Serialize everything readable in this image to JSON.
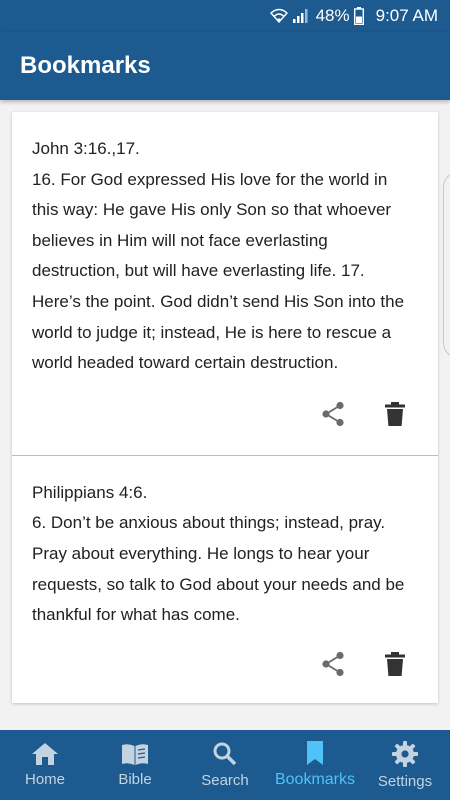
{
  "status_bar": {
    "battery": "48%",
    "time": "9:07 AM",
    "icons": [
      "wifi-icon",
      "signal-icon",
      "battery-icon"
    ]
  },
  "app_bar": {
    "title": "Bookmarks"
  },
  "bookmarks": [
    {
      "reference": "John 3:16.,17.",
      "text": "16. For God expressed His love for the world in this way: He gave His only Son so that whoever believes in Him will not face everlasting destruction, but will have everlasting life. 17. Here’s the point. God didn’t send His Son into the world to judge it; instead, He is here to rescue a world headed toward certain destruction."
    },
    {
      "reference": "Philippians 4:6.",
      "text": "6. Don’t be anxious about things; instead, pray. Pray about everything. He longs to hear your requests, so talk to God about your needs and be thankful for what has come."
    }
  ],
  "bottom_nav": {
    "items": [
      {
        "label": "Home",
        "icon": "home-icon",
        "active": false
      },
      {
        "label": "Bible",
        "icon": "book-icon",
        "active": false
      },
      {
        "label": "Search",
        "icon": "search-icon",
        "active": false
      },
      {
        "label": "Bookmarks",
        "icon": "bookmark-icon",
        "active": true
      },
      {
        "label": "Settings",
        "icon": "gear-icon",
        "active": false
      }
    ]
  },
  "colors": {
    "primary": "#1c5a8f",
    "active_tab": "#4fc3f7",
    "inactive_tab": "#c4d3e0",
    "background": "#f2f2f2"
  }
}
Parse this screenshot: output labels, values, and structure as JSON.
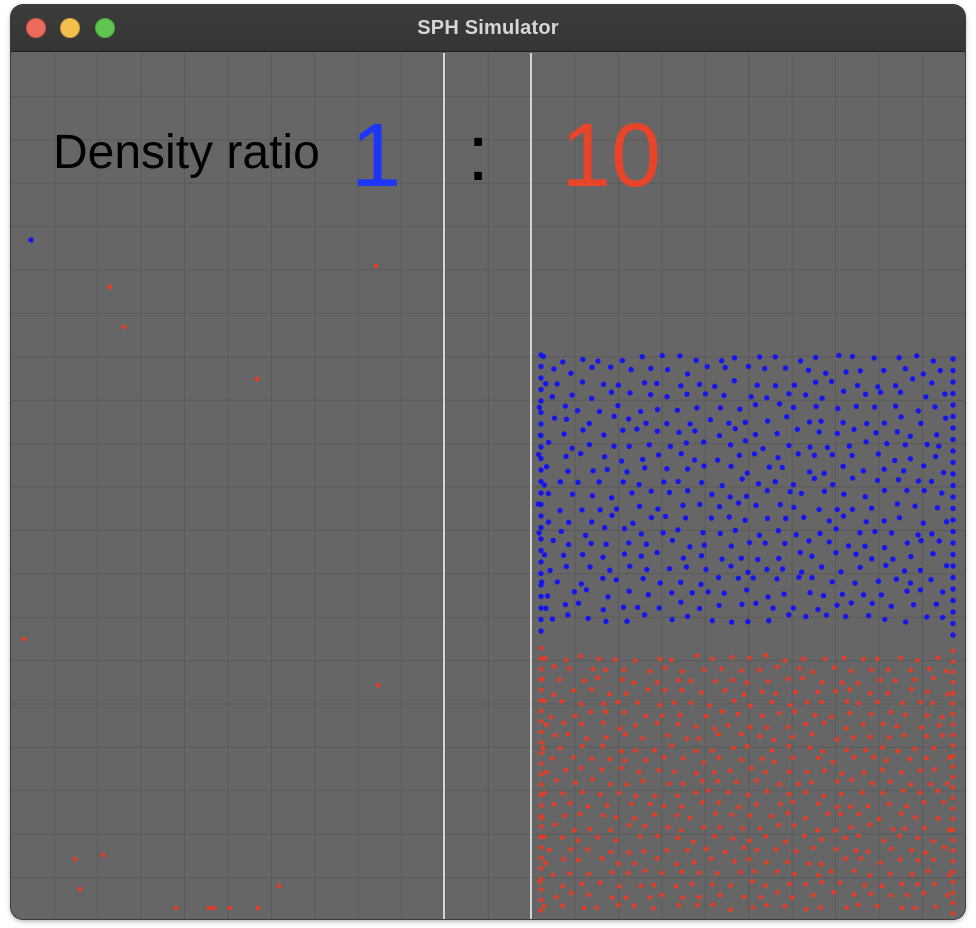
{
  "window": {
    "title": "SPH Simulator",
    "buttons": [
      "close",
      "minimize",
      "zoom"
    ],
    "background_color": "#666666",
    "grid_color": "#5a5a5a",
    "divider_color": "#f2f2f2"
  },
  "overlay": {
    "label": "Density ratio",
    "ratio_left": "1",
    "ratio_separator": ":",
    "ratio_right": "10",
    "ratio_left_color": "#1e36f5",
    "ratio_right_color": "#e8442a"
  },
  "particles": {
    "light_fluid_color": "#1515f0",
    "heavy_fluid_color": "#ea3b22",
    "light_fluid_density": 1,
    "heavy_fluid_density": 10
  }
}
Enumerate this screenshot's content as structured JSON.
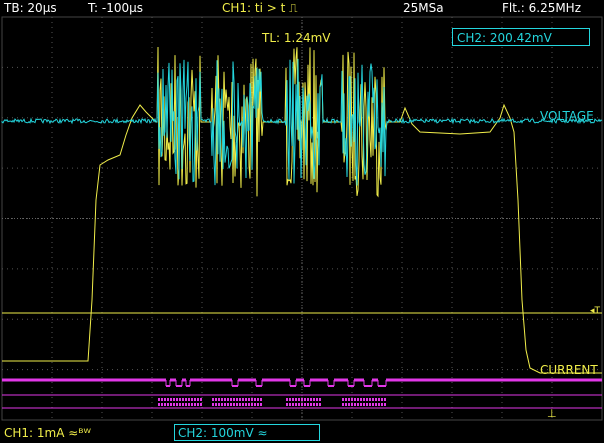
{
  "status": {
    "timebase": "TB: 20µs",
    "trigger_time": "T: -100µs",
    "trigger_condition": "CH1: ti > t ⎍",
    "sample_rate": "25MSa",
    "filter": "Flt.: 6.25MHz"
  },
  "overlays": {
    "trigger_level": "TL:  1.24mV",
    "ch2_measurement": "CH2: 200.42mV"
  },
  "labels": {
    "voltage": "VOLTAGE",
    "current": "CURRENT"
  },
  "markers": {
    "trigger": "◂T",
    "ground": "⊥"
  },
  "channels": {
    "ch1": "CH1: 1mA ≈ᴮᵂ",
    "ch2": "CH2: 100mV ≈"
  },
  "colors": {
    "ch1": "#f1ee4a",
    "ch2": "#24d6de",
    "digital": "#e238e8",
    "grid": "#555555"
  },
  "icons": [
    "trigger-level-marker-icon",
    "ground-marker-icon"
  ]
}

----

■ PROBLEM DETAILS ■
Will you set down the records word for word while leaving out every picture?

■ WRITTEN SOLUTION ■
Serialize everything readable in this image to JSON.
{
  "status_bar": {
    "battery": "48%",
    "time": "9:07 AM",
    "icons": [
      "wifi-icon",
      "signal-icon",
      "battery-icon"
    ]
  },
  "app_bar": {
    "title": "Bookmarks"
  },
  "bookmarks": [
    {
      "reference": "John 3:16.,17.",
      "text": "16. For God expressed His love for the world in this way: He gave His only Son so that whoever believes in Him will not face everlasting destruction, but will have everlasting life. 17. Here’s the point. God didn’t send His Son into the world to judge it; instead, He is here to rescue a world headed toward certain destruction."
    },
    {
      "reference": "Philippians 4:6.",
      "text": "6. Don’t be anxious about things; instead, pray. Pray about everything. He longs to hear your requests, so talk to God about your needs and be thankful for what has come."
    }
  ],
  "bottom_nav": {
    "items": [
      {
        "label": "Home",
        "icon": "home-icon",
        "active": false
      },
      {
        "label": "Bible",
        "icon": "book-icon",
        "active": false
      },
      {
        "label": "Search",
        "icon": "search-icon",
        "active": false
      },
      {
        "label": "Bookmarks",
        "icon": "bookmark-icon",
        "active": true
      },
      {
        "label": "Settings",
        "icon": "gear-icon",
        "active": false
      }
    ]
  },
  "colors": {
    "primary": "#1c5a8f",
    "active_tab": "#4fc3f7",
    "inactive_tab": "#c4d3e0",
    "background": "#f2f2f2"
  }
}
Parse this screenshot: output labels, values, and structure as JSON.
{
  "window": {
    "title": "SPH Simulator",
    "buttons": [
      "close",
      "minimize",
      "zoom"
    ],
    "background_color": "#666666",
    "grid_color": "#5a5a5a",
    "divider_color": "#f2f2f2"
  },
  "overlay": {
    "label": "Density ratio",
    "ratio_left": "1",
    "ratio_separator": ":",
    "ratio_right": "10",
    "ratio_left_color": "#1e36f5",
    "ratio_right_color": "#e8442a"
  },
  "particles": {
    "light_fluid_color": "#1515f0",
    "heavy_fluid_color": "#ea3b22",
    "light_fluid_density": 1,
    "heavy_fluid_density": 10
  }
}
Enumerate this screenshot's content as structured JSON.
{
  "status": {
    "timebase": "TB: 20µs",
    "trigger_time": "T: -100µs",
    "trigger_condition": "CH1: ti > t ⎍",
    "sample_rate": "25MSa",
    "filter": "Flt.: 6.25MHz"
  },
  "overlays": {
    "trigger_level": "TL:  1.24mV",
    "ch2_measurement": "CH2: 200.42mV"
  },
  "labels": {
    "voltage": "VOLTAGE",
    "current": "CURRENT"
  },
  "markers": {
    "trigger": "◂T",
    "ground": "⊥"
  },
  "channels": {
    "ch1": "CH1: 1mA ≈ᴮᵂ",
    "ch2": "CH2: 100mV ≈"
  },
  "colors": {
    "ch1": "#f1ee4a",
    "ch2": "#24d6de",
    "digital": "#e238e8",
    "grid": "#555555"
  },
  "icons": [
    "trigger-level-marker-icon",
    "ground-marker-icon"
  ]
}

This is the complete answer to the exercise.